DATA SUPPLIED:
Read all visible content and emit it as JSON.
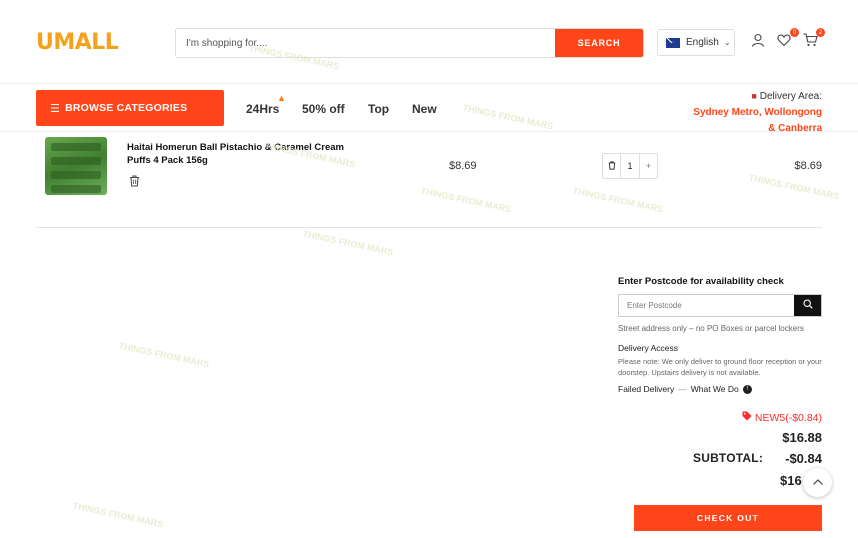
{
  "header": {
    "logo": "UMALL",
    "search_placeholder": "I'm shopping for....",
    "search_button": "SEARCH",
    "language": "English",
    "wishlist_count": "0",
    "cart_count": "2"
  },
  "nav": {
    "browse_label": "BROWSE CATEGORIES",
    "links": [
      "24Hrs",
      "50% off",
      "Top",
      "New"
    ],
    "delivery_label": "Delivery Area:",
    "delivery_area_line1": "Sydney Metro, Wollongong",
    "delivery_area_line2": "& Canberra"
  },
  "cart": {
    "item": {
      "name": "Haitai Homerun Ball Pistachio & Caramel Cream Puffs 4 Pack 156g",
      "price": "$8.69",
      "quantity": "1",
      "line_total": "$8.69"
    }
  },
  "postcode": {
    "title": "Enter Postcode for availability check",
    "placeholder": "Enter Postcode",
    "note": "Street address only – no PO Boxes or parcel lockers",
    "delivery_access_title": "Delivery Access",
    "delivery_access_text": "Please note: We only deliver to ground floor reception or your doorstep. Upstairs delivery is not available.",
    "failed_delivery": "Failed Delivery",
    "what_we_do": "What We Do"
  },
  "totals": {
    "coupon": "NEW5(-$0.84)",
    "total": "$16.88",
    "subtotal_label": "SUBTOTAL:",
    "discount": "-$0.84",
    "final_partial": "$16",
    "checkout_label": "CHECK OUT"
  },
  "watermark": "THINGS FROM MARS",
  "colors": {
    "accent": "#ff4519",
    "logo": "#f5a21b",
    "coupon": "#ff2a2a"
  },
  "icons": [
    "search-icon",
    "user-icon",
    "heart-icon",
    "cart-icon",
    "trash-icon",
    "fire-icon",
    "truck-icon",
    "tag-icon",
    "info-icon",
    "chevron-up-icon"
  ]
}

AIM OF THE EXERCISE: Every line of the records that includes the word "only" should be gathered.

ANSWER TO THE EXERCISE:
    "note": "Street address only – no PO Boxes or parcel lockers",
    "delivery_access_text": "Please note: We only deliver to ground floor reception or your doorstep. Upstairs delivery is not available.",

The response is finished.